Problem: Repeat each entry in full, exactly.

╭─ Entries provided

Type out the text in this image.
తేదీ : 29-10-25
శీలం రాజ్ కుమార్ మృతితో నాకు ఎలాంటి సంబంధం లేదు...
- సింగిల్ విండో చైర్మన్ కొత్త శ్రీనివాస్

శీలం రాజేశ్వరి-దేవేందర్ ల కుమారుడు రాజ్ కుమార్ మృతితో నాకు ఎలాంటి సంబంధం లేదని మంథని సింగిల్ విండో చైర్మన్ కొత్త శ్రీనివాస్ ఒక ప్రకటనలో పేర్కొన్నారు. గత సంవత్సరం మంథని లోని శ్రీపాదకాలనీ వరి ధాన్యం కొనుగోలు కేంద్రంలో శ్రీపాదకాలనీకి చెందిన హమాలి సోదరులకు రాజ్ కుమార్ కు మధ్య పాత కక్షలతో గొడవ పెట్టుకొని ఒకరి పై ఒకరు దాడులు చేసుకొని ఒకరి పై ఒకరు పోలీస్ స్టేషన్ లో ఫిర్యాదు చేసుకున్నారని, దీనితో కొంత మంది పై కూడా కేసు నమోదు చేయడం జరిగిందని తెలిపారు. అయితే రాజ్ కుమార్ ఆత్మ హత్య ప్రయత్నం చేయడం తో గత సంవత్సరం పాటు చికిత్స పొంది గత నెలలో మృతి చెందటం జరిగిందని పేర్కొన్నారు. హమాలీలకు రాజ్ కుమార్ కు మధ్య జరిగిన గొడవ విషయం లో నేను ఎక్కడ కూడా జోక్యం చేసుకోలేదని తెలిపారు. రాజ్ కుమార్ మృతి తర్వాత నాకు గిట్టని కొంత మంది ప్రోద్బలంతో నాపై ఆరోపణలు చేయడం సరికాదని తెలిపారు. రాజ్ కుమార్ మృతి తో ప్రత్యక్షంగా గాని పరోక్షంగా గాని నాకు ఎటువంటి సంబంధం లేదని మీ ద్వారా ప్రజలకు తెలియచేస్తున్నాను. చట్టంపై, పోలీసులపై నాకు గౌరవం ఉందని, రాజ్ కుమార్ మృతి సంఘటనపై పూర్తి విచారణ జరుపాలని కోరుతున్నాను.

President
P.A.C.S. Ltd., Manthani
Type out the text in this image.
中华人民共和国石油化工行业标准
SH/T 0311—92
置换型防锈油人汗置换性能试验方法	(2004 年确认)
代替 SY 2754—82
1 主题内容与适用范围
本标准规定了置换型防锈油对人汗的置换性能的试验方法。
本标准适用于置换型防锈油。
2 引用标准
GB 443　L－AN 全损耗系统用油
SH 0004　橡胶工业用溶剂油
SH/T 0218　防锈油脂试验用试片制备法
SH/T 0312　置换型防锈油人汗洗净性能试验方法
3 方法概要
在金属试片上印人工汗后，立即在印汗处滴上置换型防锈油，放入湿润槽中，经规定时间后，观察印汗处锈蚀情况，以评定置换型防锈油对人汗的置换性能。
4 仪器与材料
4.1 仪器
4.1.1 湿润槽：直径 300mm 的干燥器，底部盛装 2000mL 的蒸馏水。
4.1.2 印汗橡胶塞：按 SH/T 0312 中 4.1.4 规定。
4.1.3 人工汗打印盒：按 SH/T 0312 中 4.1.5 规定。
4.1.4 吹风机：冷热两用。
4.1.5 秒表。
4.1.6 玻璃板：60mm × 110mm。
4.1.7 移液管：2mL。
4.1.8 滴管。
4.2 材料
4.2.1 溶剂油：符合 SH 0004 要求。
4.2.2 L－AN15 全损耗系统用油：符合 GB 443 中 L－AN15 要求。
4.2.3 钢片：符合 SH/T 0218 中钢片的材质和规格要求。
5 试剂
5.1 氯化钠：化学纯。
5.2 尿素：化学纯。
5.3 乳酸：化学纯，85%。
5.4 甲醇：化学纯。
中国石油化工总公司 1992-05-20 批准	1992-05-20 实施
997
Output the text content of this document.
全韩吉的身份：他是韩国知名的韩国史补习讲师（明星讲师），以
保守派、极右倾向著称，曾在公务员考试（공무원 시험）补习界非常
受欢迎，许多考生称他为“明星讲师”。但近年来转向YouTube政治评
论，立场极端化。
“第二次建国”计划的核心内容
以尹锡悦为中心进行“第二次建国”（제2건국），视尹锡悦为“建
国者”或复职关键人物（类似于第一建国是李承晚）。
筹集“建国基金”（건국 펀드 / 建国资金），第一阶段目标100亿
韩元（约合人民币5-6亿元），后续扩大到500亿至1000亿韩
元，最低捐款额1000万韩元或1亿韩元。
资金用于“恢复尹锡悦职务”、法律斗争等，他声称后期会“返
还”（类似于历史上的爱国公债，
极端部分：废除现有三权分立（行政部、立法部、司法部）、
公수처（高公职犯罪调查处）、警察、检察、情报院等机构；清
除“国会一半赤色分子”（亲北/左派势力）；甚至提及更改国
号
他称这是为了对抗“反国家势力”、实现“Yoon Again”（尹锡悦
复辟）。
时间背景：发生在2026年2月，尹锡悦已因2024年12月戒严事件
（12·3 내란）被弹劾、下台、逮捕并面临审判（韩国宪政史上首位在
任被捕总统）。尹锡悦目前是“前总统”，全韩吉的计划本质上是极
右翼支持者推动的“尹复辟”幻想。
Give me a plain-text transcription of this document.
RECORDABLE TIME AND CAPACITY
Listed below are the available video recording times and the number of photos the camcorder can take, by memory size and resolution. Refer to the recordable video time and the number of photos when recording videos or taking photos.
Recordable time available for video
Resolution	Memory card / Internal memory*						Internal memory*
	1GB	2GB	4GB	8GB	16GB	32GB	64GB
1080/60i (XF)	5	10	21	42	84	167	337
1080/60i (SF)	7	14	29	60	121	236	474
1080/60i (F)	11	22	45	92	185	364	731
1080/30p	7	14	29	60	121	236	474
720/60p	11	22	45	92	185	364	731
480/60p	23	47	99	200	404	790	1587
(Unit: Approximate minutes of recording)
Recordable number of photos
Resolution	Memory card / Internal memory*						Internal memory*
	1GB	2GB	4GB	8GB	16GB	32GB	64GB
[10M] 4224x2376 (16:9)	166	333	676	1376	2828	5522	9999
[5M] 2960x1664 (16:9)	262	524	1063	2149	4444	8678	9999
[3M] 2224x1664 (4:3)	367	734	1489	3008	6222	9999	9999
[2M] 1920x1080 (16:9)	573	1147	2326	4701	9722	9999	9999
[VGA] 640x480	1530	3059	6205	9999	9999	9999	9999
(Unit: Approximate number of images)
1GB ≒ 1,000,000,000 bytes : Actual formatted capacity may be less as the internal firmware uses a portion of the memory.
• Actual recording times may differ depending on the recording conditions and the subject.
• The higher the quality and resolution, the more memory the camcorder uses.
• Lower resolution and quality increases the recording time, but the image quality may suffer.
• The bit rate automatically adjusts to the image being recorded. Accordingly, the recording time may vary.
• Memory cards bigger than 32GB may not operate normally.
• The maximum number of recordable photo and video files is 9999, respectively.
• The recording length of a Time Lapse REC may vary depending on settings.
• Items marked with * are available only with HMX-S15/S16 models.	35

╰─

Exercise result:
Type out the text in this image.
తేదీ : 29-10-25
శీలం రాజ్ కుమార్ మృతితో నాకు ఎలాంటి సంబంధం లేదు...
- సింగిల్ విండో చైర్మన్ కొత్త శ్రీనివాస్

శీలం రాజేశ్వరి-దేవేందర్ ల కుమారుడు రాజ్ కుమార్ మృతితో నాకు ఎలాంటి సంబంధం లేదని మంథని సింగిల్ విండో చైర్మన్ కొత్త శ్రీనివాస్ ఒక ప్రకటనలో పేర్కొన్నారు. గత సంవత్సరం మంథని లోని శ్రీపాదకాలనీ వరి ధాన్యం కొనుగోలు కేంద్రంలో శ్రీపాదకాలనీకి చెందిన హమాలి సోదరులకు రాజ్ కుమార్ కు మధ్య పాత కక్షలతో గొడవ పెట్టుకొని ఒకరి పై ఒకరు దాడులు చేసుకొని ఒకరి పై ఒకరు పోలీస్ స్టేషన్ లో ఫిర్యాదు చేసుకున్నారని, దీనితో కొంత మంది పై కూడా కేసు నమోదు చేయడం జరిగిందని తెలిపారు. అయితే రాజ్ కుమార్ ఆత్మ హత్య ప్రయత్నం చేయడం తో గత సంవత్సరం పాటు చికిత్స పొంది గత నెలలో మృతి చెందటం జరిగిందని పేర్కొన్నారు. హమాలీలకు రాజ్ కుమార్ కు మధ్య జరిగిన గొడవ విషయం లో నేను ఎక్కడ కూడా జోక్యం చేసుకోలేదని తెలిపారు. రాజ్ కుమార్ మృతి తర్వాత నాకు గిట్టని కొంత మంది ప్రోద్బలంతో నాపై ఆరోపణలు చేయడం సరికాదని తెలిపారు. రాజ్ కుమార్ మృతి తో ప్రత్యక్షంగా గాని పరోక్షంగా గాని నాకు ఎటువంటి సంబంధం లేదని మీ ద్వారా ప్రజలకు తెలియచేస్తున్నాను. చట్టంపై, పోలీసులపై నాకు గౌరవం ఉందని, రాజ్ కుమార్ మృతి సంఘటనపై పూర్తి విచారణ జరుపాలని కోరుతున్నాను.

President
P.A.C.S. Ltd., Manthani
Type out the text in this image.
中华人民共和国石油化工行业标准
SH/T 0311—92
置换型防锈油人汗置换性能试验方法	(2004 年确认)
代替 SY 2754—82
1 主题内容与适用范围
本标准规定了置换型防锈油对人汗的置换性能的试验方法。
本标准适用于置换型防锈油。
2 引用标准
GB 443　L－AN 全损耗系统用油
SH 0004　橡胶工业用溶剂油
SH/T 0218　防锈油脂试验用试片制备法
SH/T 0312　置换型防锈油人汗洗净性能试验方法
3 方法概要
在金属试片上印人工汗后，立即在印汗处滴上置换型防锈油，放入湿润槽中，经规定时间后，观察印汗处锈蚀情况，以评定置换型防锈油对人汗的置换性能。
4 仪器与材料
4.1 仪器
4.1.1 湿润槽：直径 300mm 的干燥器，底部盛装 2000mL 的蒸馏水。
4.1.2 印汗橡胶塞：按 SH/T 0312 中 4.1.4 规定。
4.1.3 人工汗打印盒：按 SH/T 0312 中 4.1.5 规定。
4.1.4 吹风机：冷热两用。
4.1.5 秒表。
4.1.6 玻璃板：60mm × 110mm。
4.1.7 移液管：2mL。
4.1.8 滴管。
4.2 材料
4.2.1 溶剂油：符合 SH 0004 要求。
4.2.2 L－AN15 全损耗系统用油：符合 GB 443 中 L－AN15 要求。
4.2.3 钢片：符合 SH/T 0218 中钢片的材质和规格要求。
5 试剂
5.1 氯化钠：化学纯。
5.2 尿素：化学纯。
5.3 乳酸：化学纯，85%。
5.4 甲醇：化学纯。
中国石油化工总公司 1992-05-20 批准	1992-05-20 实施
997
Output the text content of this document.
全韩吉的身份：他是韩国知名的韩国史补习讲师（明星讲师），以
保守派、极右倾向著称，曾在公务员考试（공무원 시험）补习界非常
受欢迎，许多考生称他为“明星讲师”。但近年来转向YouTube政治评
论，立场极端化。
“第二次建国”计划的核心内容
以尹锡悦为中心进行“第二次建国”（제2건국），视尹锡悦为“建
国者”或复职关键人物（类似于第一建国是李承晚）。
筹集“建国基金”（건국 펀드 / 建国资金），第一阶段目标100亿
韩元（约合人民币5-6亿元），后续扩大到500亿至1000亿韩
元，最低捐款额1000万韩元或1亿韩元。
资金用于“恢复尹锡悦职务”、法律斗争等，他声称后期会“返
还”（类似于历史上的爱国公债，
极端部分：废除现有三权分立（行政部、立法部、司法部）、
公수처（高公职犯罪调查处）、警察、检察、情报院等机构；清
除“国会一半赤色分子”（亲北/左派势力）；甚至提及更改国
号
他称这是为了对抗“反国家势力”、实现“Yoon Again”（尹锡悦
复辟）。
时间背景：发生在2026年2月，尹锡悦已因2024年12月戒严事件
（12·3 내란）被弹劾、下台、逮捕并面临审判（韩国宪政史上首位在
任被捕总统）。尹锡悦目前是“前总统”，全韩吉的计划本质上是极
右翼支持者推动的“尹复辟”幻想。
Give me a plain-text transcription of this document.
RECORDABLE TIME AND CAPACITY
Listed below are the available video recording times and the number of photos the camcorder can take, by memory size and resolution. Refer to the recordable video time and the number of photos when recording videos or taking photos.
Recordable time available for video
Resolution	Memory card / Internal memory*						Internal memory*
	1GB	2GB	4GB	8GB	16GB	32GB	64GB
1080/60i (XF)	5	10	21	42	84	167	337
1080/60i (SF)	7	14	29	60	121	236	474
1080/60i (F)	11	22	45	92	185	364	731
1080/30p	7	14	29	60	121	236	474
720/60p	11	22	45	92	185	364	731
480/60p	23	47	99	200	404	790	1587
(Unit: Approximate minutes of recording)
Recordable number of photos
Resolution	Memory card / Internal memory*						Internal memory*
	1GB	2GB	4GB	8GB	16GB	32GB	64GB
[10M] 4224x2376 (16:9)	166	333	676	1376	2828	5522	9999
[5M] 2960x1664 (16:9)	262	524	1063	2149	4444	8678	9999
[3M] 2224x1664 (4:3)	367	734	1489	3008	6222	9999	9999
[2M] 1920x1080 (16:9)	573	1147	2326	4701	9722	9999	9999
[VGA] 640x480	1530	3059	6205	9999	9999	9999	9999
(Unit: Approximate number of images)
1GB ≒ 1,000,000,000 bytes : Actual formatted capacity may be less as the internal firmware uses a portion of the memory.
• Actual recording times may differ depending on the recording conditions and the subject.
• The higher the quality and resolution, the more memory the camcorder uses.
• Lower resolution and quality increases the recording time, but the image quality may suffer.
• The bit rate automatically adjusts to the image being recorded. Accordingly, the recording time may vary.
• Memory cards bigger than 32GB may not operate normally.
• The maximum number of recordable photo and video files is 9999, respectively.
• The recording length of a Time Lapse REC may vary depending on settings.
• Items marked with * are available only with HMX-S15/S16 models.	35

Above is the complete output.